A run of records:
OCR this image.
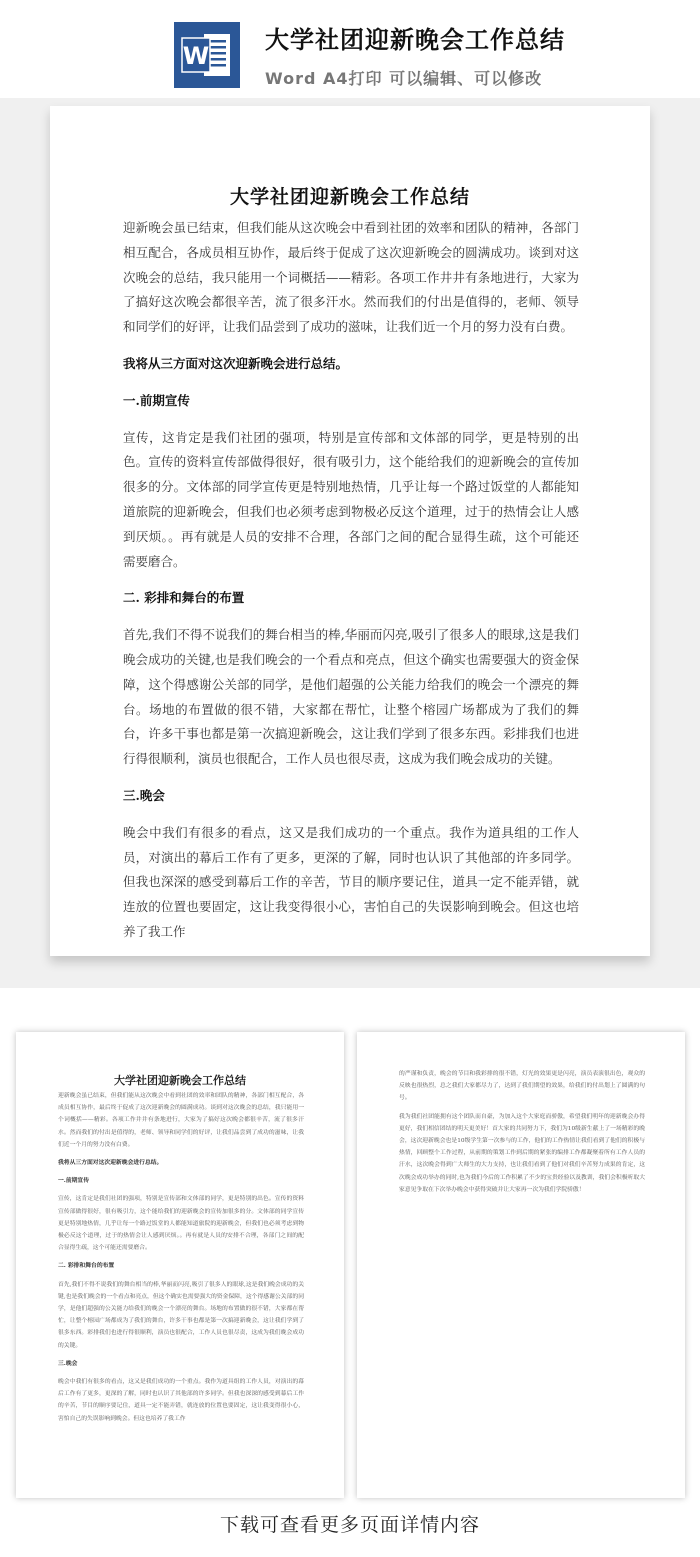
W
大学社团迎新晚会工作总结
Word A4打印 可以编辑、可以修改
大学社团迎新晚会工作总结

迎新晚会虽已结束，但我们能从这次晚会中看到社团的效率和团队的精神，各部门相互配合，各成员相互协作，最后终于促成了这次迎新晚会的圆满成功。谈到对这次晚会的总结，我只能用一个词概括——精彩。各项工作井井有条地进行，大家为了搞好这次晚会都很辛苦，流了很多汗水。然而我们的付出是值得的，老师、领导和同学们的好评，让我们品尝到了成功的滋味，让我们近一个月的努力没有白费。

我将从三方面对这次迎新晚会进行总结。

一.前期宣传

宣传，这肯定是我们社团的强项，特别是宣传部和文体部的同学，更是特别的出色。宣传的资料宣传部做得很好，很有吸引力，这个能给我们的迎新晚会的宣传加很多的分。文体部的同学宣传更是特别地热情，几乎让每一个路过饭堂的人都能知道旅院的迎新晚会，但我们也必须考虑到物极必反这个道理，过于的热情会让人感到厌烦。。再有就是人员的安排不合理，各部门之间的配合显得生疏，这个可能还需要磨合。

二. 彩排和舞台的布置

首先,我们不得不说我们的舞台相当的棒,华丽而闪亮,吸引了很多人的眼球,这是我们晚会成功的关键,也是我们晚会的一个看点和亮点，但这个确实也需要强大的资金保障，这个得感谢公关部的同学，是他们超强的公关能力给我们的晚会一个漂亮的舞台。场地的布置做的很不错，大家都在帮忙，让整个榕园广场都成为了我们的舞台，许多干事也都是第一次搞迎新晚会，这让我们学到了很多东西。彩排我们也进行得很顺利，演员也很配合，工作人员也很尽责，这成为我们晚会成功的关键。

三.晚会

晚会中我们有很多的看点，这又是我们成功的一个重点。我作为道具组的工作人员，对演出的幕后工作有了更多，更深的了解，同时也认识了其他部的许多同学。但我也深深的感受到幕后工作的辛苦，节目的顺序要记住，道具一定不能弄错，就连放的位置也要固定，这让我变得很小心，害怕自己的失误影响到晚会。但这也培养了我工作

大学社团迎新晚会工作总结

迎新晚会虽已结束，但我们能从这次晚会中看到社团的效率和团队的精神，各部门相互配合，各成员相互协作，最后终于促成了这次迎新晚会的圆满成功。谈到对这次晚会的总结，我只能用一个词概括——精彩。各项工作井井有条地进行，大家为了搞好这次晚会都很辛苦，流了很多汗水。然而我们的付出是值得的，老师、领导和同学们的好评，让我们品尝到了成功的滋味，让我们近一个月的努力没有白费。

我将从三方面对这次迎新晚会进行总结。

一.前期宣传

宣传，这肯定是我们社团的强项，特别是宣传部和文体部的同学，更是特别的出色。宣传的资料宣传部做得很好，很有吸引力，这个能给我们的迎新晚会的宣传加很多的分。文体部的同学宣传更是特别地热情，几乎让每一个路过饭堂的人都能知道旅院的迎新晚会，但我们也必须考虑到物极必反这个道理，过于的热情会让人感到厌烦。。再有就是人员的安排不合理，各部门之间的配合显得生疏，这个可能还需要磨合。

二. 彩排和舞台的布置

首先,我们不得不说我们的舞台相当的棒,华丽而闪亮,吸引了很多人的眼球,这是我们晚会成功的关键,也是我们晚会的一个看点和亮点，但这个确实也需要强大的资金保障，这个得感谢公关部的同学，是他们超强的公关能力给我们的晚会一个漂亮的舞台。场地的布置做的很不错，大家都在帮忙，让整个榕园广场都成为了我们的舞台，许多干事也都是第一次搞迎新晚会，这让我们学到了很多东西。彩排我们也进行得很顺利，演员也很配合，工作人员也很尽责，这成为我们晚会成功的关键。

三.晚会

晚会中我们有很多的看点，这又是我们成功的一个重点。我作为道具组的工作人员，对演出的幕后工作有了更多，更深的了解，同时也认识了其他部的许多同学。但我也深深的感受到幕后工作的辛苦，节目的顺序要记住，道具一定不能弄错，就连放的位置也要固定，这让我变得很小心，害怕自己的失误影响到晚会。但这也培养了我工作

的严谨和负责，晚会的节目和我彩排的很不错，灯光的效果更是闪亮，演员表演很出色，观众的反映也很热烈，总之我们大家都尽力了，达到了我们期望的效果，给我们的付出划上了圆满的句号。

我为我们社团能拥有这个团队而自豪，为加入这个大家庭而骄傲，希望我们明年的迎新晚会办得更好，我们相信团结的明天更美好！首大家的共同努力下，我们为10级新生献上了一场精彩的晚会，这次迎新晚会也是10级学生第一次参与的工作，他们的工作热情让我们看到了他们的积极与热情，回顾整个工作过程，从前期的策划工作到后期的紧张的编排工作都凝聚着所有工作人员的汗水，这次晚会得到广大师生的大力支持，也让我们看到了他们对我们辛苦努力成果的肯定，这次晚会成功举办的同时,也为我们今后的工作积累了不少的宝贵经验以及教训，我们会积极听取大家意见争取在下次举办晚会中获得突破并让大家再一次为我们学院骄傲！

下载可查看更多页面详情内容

Short problem: Transcribe all the lines above exactly, apart from the pictures.

The result:
OCR this image.
W
大学社团迎新晚会工作总结
Word A4打印 可以编辑、可以修改
大学社团迎新晚会工作总结

迎新晚会虽已结束，但我们能从这次晚会中看到社团的效率和团队的精神，各部门相互配合，各成员相互协作，最后终于促成了这次迎新晚会的圆满成功。谈到对这次晚会的总结，我只能用一个词概括——精彩。各项工作井井有条地进行，大家为了搞好这次晚会都很辛苦，流了很多汗水。然而我们的付出是值得的，老师、领导和同学们的好评，让我们品尝到了成功的滋味，让我们近一个月的努力没有白费。

我将从三方面对这次迎新晚会进行总结。

一.前期宣传

宣传，这肯定是我们社团的强项，特别是宣传部和文体部的同学，更是特别的出色。宣传的资料宣传部做得很好，很有吸引力，这个能给我们的迎新晚会的宣传加很多的分。文体部的同学宣传更是特别地热情，几乎让每一个路过饭堂的人都能知道旅院的迎新晚会，但我们也必须考虑到物极必反这个道理，过于的热情会让人感到厌烦。。再有就是人员的安排不合理，各部门之间的配合显得生疏，这个可能还需要磨合。

二. 彩排和舞台的布置

首先,我们不得不说我们的舞台相当的棒,华丽而闪亮,吸引了很多人的眼球,这是我们晚会成功的关键,也是我们晚会的一个看点和亮点，但这个确实也需要强大的资金保障，这个得感谢公关部的同学，是他们超强的公关能力给我们的晚会一个漂亮的舞台。场地的布置做的很不错，大家都在帮忙，让整个榕园广场都成为了我们的舞台，许多干事也都是第一次搞迎新晚会，这让我们学到了很多东西。彩排我们也进行得很顺利，演员也很配合，工作人员也很尽责，这成为我们晚会成功的关键。

三.晚会

晚会中我们有很多的看点，这又是我们成功的一个重点。我作为道具组的工作人员，对演出的幕后工作有了更多，更深的了解，同时也认识了其他部的许多同学。但我也深深的感受到幕后工作的辛苦，节目的顺序要记住，道具一定不能弄错，就连放的位置也要固定，这让我变得很小心，害怕自己的失误影响到晚会。但这也培养了我工作

大学社团迎新晚会工作总结

迎新晚会虽已结束，但我们能从这次晚会中看到社团的效率和团队的精神，各部门相互配合，各成员相互协作，最后终于促成了这次迎新晚会的圆满成功。谈到对这次晚会的总结，我只能用一个词概括——精彩。各项工作井井有条地进行，大家为了搞好这次晚会都很辛苦，流了很多汗水。然而我们的付出是值得的，老师、领导和同学们的好评，让我们品尝到了成功的滋味，让我们近一个月的努力没有白费。

我将从三方面对这次迎新晚会进行总结。

一.前期宣传

宣传，这肯定是我们社团的强项，特别是宣传部和文体部的同学，更是特别的出色。宣传的资料宣传部做得很好，很有吸引力，这个能给我们的迎新晚会的宣传加很多的分。文体部的同学宣传更是特别地热情，几乎让每一个路过饭堂的人都能知道旅院的迎新晚会，但我们也必须考虑到物极必反这个道理，过于的热情会让人感到厌烦。。再有就是人员的安排不合理，各部门之间的配合显得生疏，这个可能还需要磨合。

二. 彩排和舞台的布置

首先,我们不得不说我们的舞台相当的棒,华丽而闪亮,吸引了很多人的眼球,这是我们晚会成功的关键,也是我们晚会的一个看点和亮点，但这个确实也需要强大的资金保障，这个得感谢公关部的同学，是他们超强的公关能力给我们的晚会一个漂亮的舞台。场地的布置做的很不错，大家都在帮忙，让整个榕园广场都成为了我们的舞台，许多干事也都是第一次搞迎新晚会，这让我们学到了很多东西。彩排我们也进行得很顺利，演员也很配合，工作人员也很尽责，这成为我们晚会成功的关键。

三.晚会

晚会中我们有很多的看点，这又是我们成功的一个重点。我作为道具组的工作人员，对演出的幕后工作有了更多，更深的了解，同时也认识了其他部的许多同学。但我也深深的感受到幕后工作的辛苦，节目的顺序要记住，道具一定不能弄错，就连放的位置也要固定，这让我变得很小心，害怕自己的失误影响到晚会。但这也培养了我工作

的严谨和负责，晚会的节目和我彩排的很不错，灯光的效果更是闪亮，演员表演很出色，观众的反映也很热烈，总之我们大家都尽力了，达到了我们期望的效果，给我们的付出划上了圆满的句号。

我为我们社团能拥有这个团队而自豪，为加入这个大家庭而骄傲，希望我们明年的迎新晚会办得更好，我们相信团结的明天更美好！首大家的共同努力下，我们为10级新生献上了一场精彩的晚会，这次迎新晚会也是10级学生第一次参与的工作，他们的工作热情让我们看到了他们的积极与热情，回顾整个工作过程，从前期的策划工作到后期的紧张的编排工作都凝聚着所有工作人员的汗水，这次晚会得到广大师生的大力支持，也让我们看到了他们对我们辛苦努力成果的肯定，这次晚会成功举办的同时,也为我们今后的工作积累了不少的宝贵经验以及教训，我们会积极听取大家意见争取在下次举办晚会中获得突破并让大家再一次为我们学院骄傲！

下载可查看更多页面详情内容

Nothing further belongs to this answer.